Items from a figure collection
Segment Open

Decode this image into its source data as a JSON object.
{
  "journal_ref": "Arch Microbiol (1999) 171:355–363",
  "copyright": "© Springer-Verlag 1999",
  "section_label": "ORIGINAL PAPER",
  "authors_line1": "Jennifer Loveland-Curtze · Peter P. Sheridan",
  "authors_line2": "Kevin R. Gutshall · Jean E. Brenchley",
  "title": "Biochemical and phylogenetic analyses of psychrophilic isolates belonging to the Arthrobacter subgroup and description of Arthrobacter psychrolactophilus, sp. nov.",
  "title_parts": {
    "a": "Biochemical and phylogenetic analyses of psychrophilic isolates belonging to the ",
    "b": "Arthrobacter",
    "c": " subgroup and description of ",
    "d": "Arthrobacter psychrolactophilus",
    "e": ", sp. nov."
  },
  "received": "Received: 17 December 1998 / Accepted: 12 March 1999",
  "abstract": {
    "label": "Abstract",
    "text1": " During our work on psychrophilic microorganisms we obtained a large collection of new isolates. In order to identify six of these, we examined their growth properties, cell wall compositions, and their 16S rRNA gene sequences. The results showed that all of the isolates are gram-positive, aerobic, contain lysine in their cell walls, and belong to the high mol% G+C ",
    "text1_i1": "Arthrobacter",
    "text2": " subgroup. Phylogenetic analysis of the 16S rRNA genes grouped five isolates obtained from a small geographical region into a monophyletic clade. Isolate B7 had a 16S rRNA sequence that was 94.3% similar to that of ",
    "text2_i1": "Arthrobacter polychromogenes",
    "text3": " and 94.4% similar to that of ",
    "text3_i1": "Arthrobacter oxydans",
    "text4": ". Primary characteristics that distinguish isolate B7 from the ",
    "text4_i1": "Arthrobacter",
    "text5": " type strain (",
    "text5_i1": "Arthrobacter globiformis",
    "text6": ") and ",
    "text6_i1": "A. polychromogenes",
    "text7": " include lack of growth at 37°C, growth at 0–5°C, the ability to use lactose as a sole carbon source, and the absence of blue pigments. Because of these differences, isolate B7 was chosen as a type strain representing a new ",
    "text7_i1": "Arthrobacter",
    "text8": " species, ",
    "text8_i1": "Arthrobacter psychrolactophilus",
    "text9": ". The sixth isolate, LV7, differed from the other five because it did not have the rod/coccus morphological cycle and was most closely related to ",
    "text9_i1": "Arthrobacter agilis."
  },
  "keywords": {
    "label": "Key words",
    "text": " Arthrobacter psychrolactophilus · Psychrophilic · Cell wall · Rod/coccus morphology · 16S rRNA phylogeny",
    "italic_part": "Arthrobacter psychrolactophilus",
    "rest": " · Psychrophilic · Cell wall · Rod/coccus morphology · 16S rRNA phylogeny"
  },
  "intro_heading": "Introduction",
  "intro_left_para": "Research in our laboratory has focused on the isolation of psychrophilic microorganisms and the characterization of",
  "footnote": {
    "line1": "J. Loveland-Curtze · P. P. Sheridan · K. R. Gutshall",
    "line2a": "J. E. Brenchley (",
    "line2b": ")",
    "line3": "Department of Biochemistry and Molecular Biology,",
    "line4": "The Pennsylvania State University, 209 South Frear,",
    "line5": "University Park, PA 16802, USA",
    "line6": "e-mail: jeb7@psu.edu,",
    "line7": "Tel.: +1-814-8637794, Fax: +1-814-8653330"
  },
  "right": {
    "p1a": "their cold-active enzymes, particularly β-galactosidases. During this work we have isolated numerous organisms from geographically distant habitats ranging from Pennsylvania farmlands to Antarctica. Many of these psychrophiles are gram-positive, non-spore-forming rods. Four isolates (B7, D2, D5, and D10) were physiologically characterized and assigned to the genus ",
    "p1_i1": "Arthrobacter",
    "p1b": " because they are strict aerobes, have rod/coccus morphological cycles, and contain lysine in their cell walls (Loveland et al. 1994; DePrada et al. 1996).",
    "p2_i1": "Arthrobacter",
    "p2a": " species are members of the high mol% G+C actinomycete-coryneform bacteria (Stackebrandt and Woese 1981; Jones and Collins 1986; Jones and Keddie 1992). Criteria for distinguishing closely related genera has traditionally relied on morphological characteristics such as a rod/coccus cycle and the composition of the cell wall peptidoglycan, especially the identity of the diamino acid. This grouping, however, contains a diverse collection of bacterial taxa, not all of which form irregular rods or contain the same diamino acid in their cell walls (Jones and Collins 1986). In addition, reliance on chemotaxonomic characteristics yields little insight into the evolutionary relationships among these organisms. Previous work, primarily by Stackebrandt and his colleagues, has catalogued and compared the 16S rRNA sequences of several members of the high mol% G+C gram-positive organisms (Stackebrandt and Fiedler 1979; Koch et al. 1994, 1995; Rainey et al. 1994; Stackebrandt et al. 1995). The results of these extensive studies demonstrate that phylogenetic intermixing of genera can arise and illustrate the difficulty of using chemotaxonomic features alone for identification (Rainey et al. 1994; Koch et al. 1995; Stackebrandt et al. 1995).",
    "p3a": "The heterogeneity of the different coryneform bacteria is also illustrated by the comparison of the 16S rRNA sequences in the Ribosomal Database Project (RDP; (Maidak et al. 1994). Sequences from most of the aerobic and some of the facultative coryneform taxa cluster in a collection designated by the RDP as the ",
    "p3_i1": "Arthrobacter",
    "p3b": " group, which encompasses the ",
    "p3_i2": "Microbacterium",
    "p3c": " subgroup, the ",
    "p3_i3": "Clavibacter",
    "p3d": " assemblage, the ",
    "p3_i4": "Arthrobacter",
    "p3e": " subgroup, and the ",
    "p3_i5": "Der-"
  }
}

Segment Closed

Problem to solve:
A complete answer reproduces every line of the records in which the word "Sheridan" occurs.

Response to the exercise:
  "authors_line1": "Jennifer Loveland-Curtze · Peter P. Sheridan",
    "line1": "J. Loveland-Curtze · P. P. Sheridan · K. R. Gutshall",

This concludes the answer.